WHAT IS ASKED:
List each line of the data in which the string "ejidos" appears.

RECORDS TO USE:
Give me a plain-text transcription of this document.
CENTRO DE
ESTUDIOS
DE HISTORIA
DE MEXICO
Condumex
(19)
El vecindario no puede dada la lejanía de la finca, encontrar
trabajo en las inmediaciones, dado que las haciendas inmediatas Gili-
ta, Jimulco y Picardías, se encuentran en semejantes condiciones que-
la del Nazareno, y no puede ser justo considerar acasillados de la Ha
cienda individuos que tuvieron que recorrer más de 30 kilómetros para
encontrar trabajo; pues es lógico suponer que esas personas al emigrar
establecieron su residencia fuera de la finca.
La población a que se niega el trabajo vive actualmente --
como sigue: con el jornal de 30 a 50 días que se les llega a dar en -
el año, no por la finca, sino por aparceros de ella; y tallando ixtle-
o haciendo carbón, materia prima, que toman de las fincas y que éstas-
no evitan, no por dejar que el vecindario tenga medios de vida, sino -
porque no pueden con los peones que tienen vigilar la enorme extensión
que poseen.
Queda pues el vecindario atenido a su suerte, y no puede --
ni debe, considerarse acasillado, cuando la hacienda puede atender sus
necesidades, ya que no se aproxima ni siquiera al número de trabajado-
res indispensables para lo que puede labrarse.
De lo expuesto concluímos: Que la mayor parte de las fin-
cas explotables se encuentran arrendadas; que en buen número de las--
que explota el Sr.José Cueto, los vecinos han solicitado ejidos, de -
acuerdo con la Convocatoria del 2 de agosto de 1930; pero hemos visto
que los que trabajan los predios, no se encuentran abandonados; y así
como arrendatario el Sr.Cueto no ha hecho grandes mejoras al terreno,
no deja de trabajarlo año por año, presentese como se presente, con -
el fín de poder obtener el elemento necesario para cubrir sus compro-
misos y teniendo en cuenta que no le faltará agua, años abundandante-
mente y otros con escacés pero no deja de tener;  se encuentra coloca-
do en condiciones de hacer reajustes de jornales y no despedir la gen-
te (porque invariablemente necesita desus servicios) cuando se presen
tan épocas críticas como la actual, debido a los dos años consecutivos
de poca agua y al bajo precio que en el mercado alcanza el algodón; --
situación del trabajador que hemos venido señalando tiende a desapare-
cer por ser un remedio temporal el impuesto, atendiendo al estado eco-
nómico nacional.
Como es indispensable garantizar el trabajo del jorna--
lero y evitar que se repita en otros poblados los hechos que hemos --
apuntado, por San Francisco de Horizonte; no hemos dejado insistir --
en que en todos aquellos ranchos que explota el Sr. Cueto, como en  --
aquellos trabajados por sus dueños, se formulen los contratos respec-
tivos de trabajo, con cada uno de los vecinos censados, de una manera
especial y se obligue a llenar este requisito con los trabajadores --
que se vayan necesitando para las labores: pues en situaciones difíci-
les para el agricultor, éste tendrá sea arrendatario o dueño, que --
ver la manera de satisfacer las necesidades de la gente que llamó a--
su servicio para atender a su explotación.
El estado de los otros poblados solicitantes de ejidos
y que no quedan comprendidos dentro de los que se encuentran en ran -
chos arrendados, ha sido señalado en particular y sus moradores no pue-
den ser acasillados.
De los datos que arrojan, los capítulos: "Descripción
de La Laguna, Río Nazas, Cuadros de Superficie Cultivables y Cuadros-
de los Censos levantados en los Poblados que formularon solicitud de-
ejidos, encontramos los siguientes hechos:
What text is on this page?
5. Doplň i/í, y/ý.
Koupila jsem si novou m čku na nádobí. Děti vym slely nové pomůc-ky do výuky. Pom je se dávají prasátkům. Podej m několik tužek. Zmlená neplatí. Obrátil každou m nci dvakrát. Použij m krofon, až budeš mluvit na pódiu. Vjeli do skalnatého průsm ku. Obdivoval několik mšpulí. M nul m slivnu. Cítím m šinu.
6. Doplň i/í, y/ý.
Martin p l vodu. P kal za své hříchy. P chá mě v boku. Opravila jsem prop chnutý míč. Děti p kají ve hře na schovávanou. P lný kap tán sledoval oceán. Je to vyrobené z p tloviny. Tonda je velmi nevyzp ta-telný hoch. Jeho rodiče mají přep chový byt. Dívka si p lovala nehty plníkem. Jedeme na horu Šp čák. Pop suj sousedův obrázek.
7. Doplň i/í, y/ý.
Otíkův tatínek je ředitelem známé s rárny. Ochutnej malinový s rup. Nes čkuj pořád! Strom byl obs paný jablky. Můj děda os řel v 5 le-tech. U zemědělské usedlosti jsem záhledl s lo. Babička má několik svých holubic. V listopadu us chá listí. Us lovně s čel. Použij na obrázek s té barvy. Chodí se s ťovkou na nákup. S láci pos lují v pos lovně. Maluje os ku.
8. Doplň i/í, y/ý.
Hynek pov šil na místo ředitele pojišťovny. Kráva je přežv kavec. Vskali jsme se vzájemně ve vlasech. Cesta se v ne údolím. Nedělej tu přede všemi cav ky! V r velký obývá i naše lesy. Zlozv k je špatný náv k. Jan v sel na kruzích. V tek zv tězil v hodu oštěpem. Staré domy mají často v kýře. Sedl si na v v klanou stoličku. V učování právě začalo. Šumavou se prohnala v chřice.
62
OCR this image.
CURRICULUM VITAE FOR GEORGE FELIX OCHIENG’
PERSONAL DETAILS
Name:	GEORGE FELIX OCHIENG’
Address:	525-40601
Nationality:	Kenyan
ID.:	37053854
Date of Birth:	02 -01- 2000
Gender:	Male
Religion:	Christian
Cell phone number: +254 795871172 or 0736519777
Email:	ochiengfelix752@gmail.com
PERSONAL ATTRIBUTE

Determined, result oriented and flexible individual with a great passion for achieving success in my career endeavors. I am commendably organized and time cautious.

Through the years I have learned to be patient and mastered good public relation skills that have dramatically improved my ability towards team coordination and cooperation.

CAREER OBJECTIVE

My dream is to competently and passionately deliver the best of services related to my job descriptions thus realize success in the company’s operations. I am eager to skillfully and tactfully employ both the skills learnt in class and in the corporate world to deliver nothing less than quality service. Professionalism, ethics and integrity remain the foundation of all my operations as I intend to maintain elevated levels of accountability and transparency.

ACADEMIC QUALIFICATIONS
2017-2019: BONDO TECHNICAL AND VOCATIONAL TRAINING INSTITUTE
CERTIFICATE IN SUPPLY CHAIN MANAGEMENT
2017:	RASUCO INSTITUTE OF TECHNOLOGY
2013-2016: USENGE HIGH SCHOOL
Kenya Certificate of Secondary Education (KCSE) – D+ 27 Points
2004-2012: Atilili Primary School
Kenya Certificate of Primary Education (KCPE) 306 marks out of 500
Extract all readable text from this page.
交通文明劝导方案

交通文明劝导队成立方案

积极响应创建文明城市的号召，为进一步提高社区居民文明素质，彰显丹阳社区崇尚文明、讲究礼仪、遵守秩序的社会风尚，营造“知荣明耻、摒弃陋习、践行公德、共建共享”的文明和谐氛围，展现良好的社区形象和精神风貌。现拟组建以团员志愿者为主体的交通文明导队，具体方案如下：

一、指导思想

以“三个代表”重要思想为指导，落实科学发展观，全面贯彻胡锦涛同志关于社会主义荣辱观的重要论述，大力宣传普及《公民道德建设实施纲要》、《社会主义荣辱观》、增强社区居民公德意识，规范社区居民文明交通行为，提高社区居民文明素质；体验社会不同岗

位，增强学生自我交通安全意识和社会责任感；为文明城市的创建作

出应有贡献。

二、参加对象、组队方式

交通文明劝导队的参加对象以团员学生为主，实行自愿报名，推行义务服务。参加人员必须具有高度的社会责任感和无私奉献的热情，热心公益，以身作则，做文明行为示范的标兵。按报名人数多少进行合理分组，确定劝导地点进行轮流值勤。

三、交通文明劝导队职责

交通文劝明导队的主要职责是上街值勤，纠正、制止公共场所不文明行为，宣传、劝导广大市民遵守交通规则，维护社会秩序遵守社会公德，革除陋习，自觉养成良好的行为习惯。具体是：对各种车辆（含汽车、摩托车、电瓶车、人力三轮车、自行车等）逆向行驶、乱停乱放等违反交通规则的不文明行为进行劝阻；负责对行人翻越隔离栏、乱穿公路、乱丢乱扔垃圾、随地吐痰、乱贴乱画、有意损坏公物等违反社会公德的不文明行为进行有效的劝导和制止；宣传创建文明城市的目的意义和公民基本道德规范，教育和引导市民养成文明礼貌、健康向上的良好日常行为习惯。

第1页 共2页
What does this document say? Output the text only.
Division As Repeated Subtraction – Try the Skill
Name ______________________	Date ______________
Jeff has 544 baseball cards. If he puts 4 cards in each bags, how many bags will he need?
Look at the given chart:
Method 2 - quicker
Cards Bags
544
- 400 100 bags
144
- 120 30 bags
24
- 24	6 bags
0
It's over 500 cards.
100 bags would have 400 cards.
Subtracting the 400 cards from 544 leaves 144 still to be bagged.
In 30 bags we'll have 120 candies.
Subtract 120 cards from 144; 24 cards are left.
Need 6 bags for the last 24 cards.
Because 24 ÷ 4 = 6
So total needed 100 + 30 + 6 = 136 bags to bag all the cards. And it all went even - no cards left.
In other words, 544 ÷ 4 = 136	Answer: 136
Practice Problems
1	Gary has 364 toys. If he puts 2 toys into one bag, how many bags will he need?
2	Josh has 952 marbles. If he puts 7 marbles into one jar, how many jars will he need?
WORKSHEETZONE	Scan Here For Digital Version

EXPECTED ANSWER:
que explota el Sr.José Cueto, los vecinos han solicitado ejidos, de -
El estado de los otros poblados solicitantes de ejidos
ejidos, encontramos los siguientes hechos:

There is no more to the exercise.